(Dataset records)
=====

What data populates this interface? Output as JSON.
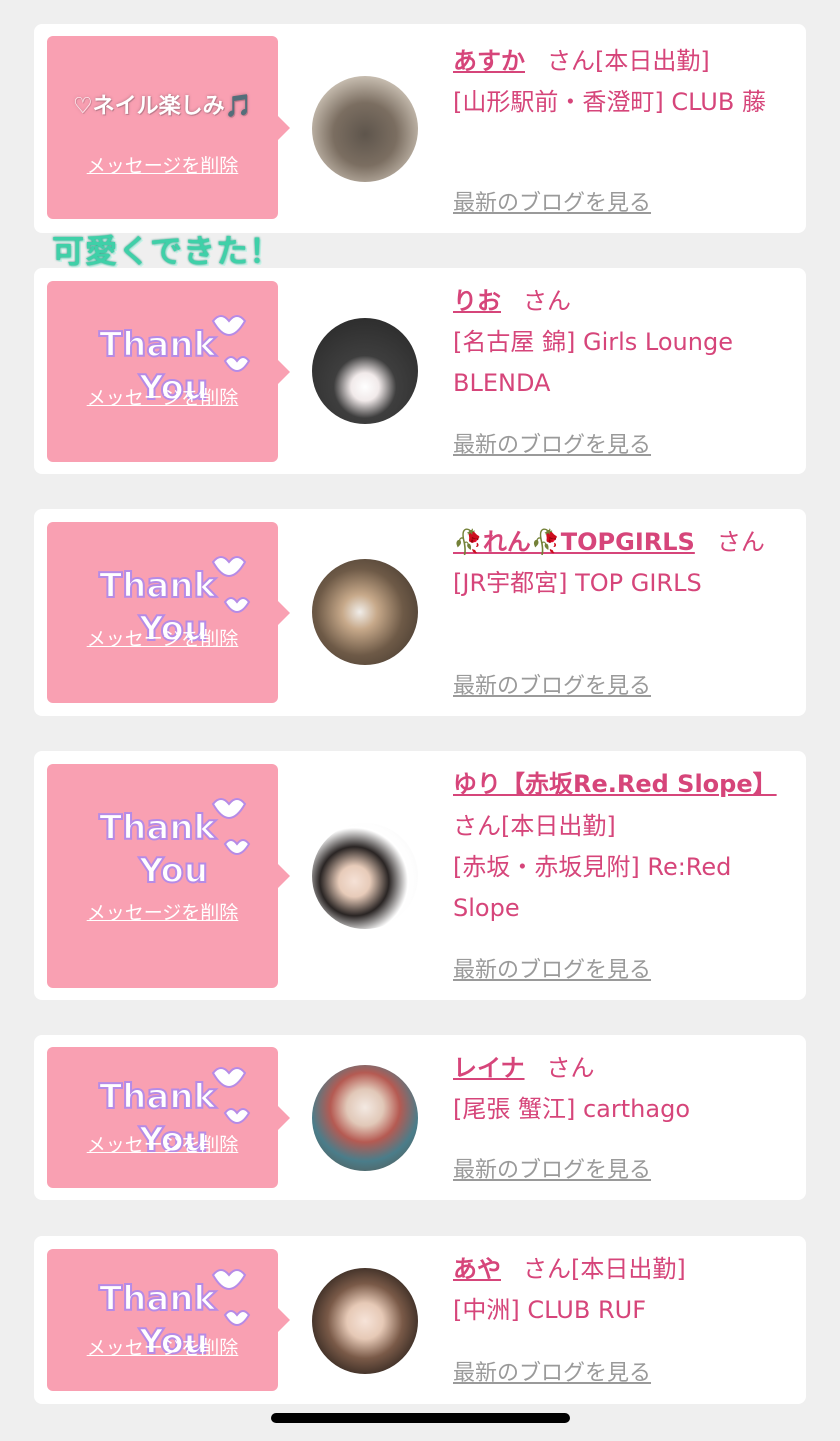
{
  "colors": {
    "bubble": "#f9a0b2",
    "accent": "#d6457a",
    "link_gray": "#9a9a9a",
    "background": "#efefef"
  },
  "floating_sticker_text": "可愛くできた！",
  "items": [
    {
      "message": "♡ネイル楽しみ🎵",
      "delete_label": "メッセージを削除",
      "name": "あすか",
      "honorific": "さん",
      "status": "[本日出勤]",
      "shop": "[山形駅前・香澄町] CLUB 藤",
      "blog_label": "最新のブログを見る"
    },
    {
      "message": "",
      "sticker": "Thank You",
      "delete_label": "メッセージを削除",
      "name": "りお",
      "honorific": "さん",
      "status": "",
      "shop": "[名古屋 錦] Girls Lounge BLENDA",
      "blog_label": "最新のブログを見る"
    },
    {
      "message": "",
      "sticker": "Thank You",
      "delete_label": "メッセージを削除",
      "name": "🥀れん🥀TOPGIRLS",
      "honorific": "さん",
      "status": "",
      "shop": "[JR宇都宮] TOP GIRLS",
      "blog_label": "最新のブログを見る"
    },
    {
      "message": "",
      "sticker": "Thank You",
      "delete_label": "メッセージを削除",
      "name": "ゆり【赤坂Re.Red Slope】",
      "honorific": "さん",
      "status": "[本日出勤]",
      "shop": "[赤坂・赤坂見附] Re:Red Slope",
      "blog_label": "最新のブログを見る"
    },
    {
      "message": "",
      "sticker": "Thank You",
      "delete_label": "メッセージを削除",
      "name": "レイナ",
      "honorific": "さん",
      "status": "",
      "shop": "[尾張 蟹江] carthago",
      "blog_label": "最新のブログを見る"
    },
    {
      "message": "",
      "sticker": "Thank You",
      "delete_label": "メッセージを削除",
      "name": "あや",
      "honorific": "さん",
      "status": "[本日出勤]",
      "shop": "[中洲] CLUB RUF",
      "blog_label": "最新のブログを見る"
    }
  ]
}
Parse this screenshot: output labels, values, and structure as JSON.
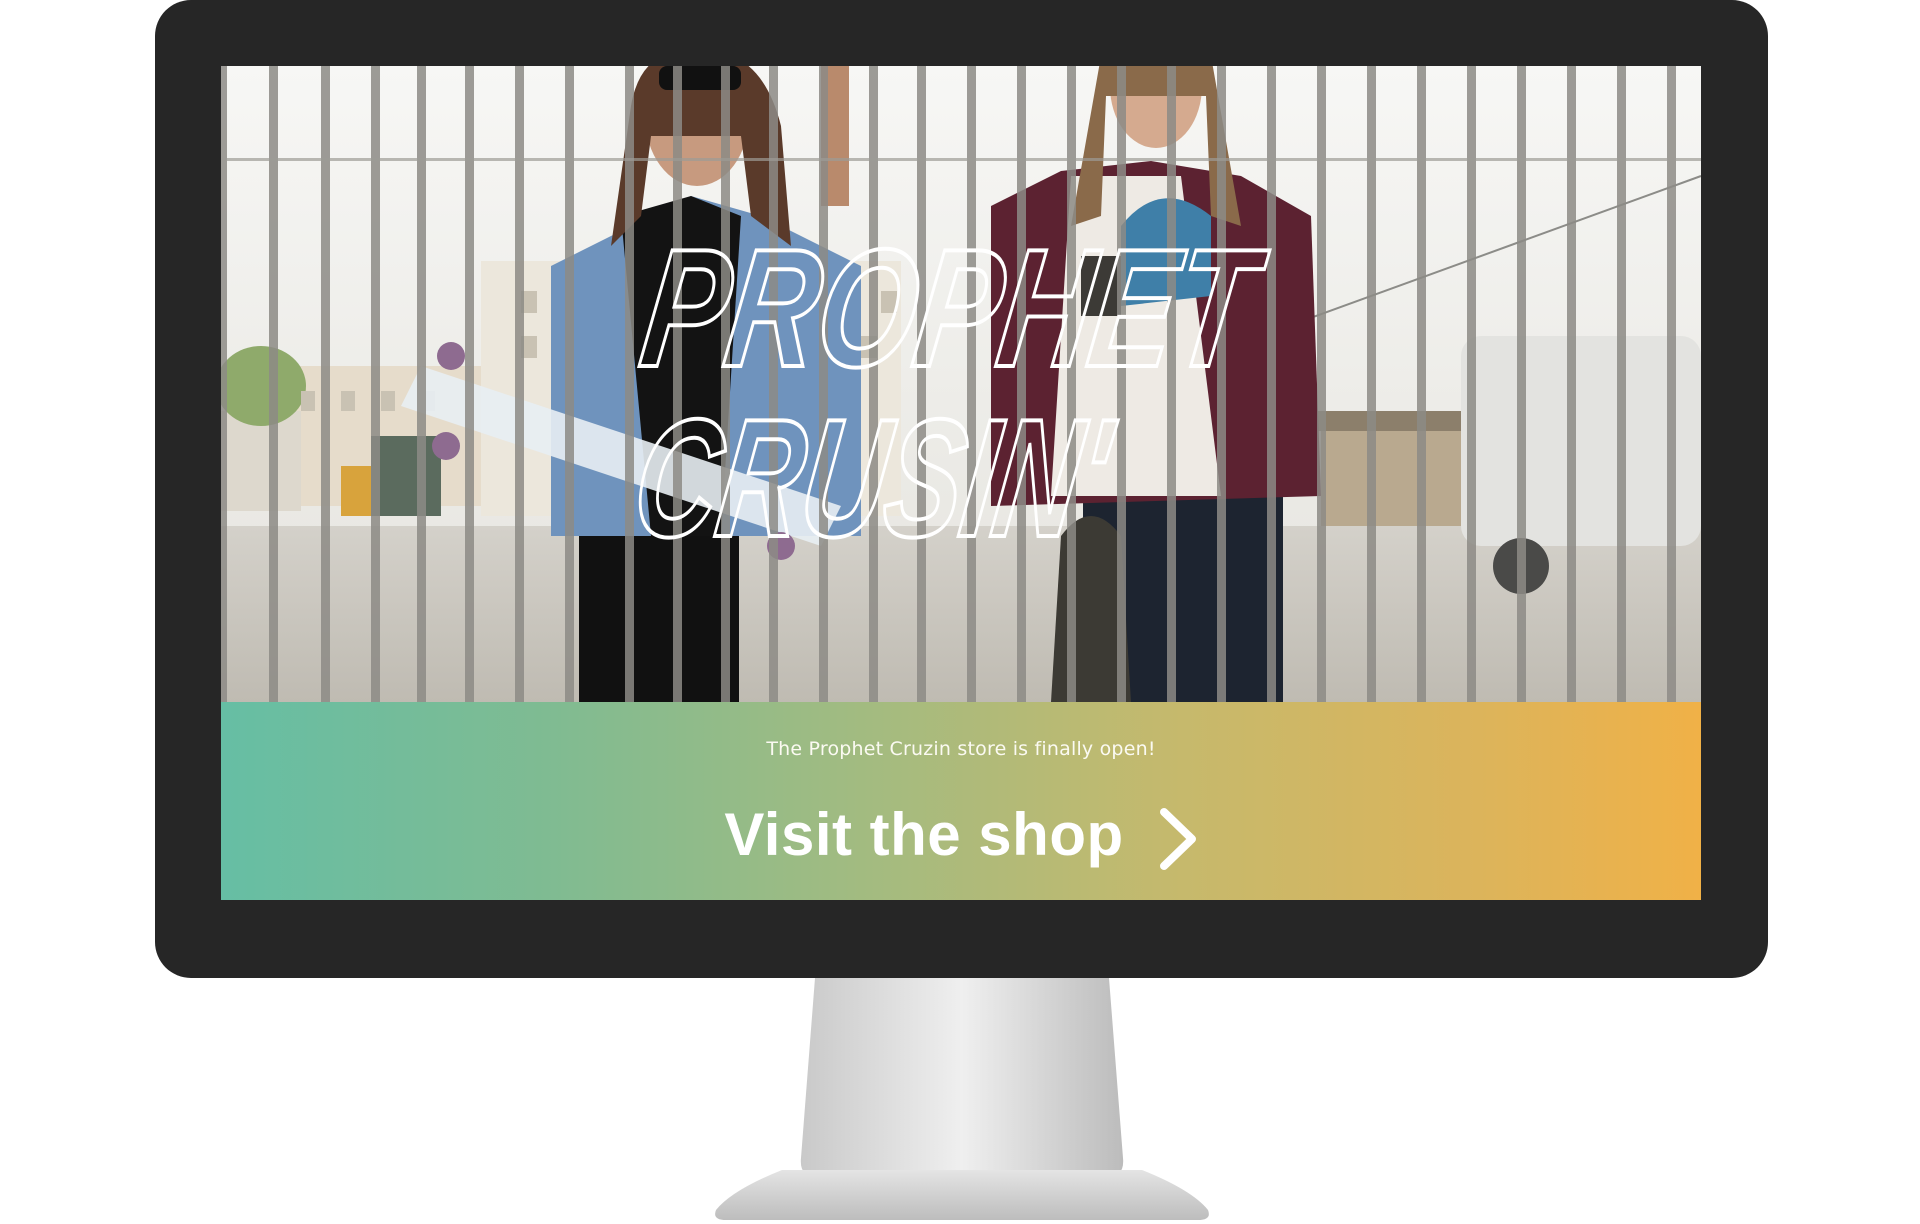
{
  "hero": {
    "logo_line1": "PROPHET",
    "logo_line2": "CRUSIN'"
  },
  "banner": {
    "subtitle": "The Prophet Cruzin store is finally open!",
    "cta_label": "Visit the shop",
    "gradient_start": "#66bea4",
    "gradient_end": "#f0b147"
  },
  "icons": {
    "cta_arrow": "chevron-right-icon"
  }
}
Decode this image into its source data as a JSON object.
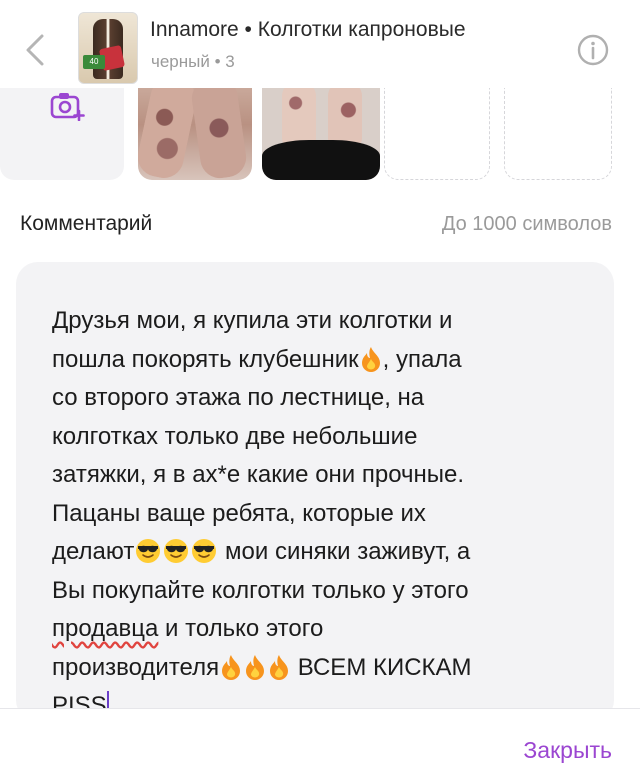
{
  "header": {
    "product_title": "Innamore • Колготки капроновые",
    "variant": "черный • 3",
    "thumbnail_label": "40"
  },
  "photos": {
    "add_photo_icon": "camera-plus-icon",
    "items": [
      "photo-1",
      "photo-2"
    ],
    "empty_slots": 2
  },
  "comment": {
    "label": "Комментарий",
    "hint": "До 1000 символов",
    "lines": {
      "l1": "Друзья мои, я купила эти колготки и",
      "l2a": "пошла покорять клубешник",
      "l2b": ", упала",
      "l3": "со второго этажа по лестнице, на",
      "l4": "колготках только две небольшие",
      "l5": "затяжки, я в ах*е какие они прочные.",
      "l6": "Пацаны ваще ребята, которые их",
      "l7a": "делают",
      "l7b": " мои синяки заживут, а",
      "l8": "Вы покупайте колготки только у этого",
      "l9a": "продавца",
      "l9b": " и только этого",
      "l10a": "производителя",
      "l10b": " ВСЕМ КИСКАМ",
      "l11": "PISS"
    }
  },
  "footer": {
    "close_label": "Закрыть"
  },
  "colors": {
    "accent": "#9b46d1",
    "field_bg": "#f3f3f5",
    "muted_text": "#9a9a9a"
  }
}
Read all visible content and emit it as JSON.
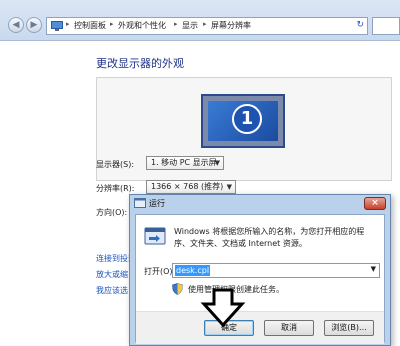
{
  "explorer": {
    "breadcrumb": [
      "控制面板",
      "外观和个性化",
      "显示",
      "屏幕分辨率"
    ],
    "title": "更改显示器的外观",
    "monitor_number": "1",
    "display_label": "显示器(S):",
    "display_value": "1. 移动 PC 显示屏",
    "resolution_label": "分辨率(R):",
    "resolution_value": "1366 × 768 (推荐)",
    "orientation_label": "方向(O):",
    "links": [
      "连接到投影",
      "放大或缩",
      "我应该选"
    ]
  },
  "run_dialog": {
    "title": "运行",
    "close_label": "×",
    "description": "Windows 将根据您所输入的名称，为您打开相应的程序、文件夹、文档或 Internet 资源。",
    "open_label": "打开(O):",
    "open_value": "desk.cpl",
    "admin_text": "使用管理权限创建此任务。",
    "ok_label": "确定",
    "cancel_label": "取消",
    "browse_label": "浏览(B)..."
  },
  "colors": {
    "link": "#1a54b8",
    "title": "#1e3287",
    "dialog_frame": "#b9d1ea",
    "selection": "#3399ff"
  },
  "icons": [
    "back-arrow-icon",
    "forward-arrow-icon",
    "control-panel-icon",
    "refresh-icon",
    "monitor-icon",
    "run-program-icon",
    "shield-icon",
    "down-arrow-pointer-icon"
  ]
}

=====

Which lines contain "this"? Show each of them.

▶ [Exercise answer]
What data populates this interface? Output as JSON.
Parse this screenshot: output labels, values, and structure as JSON.
Decode this image into its source data as a JSON object.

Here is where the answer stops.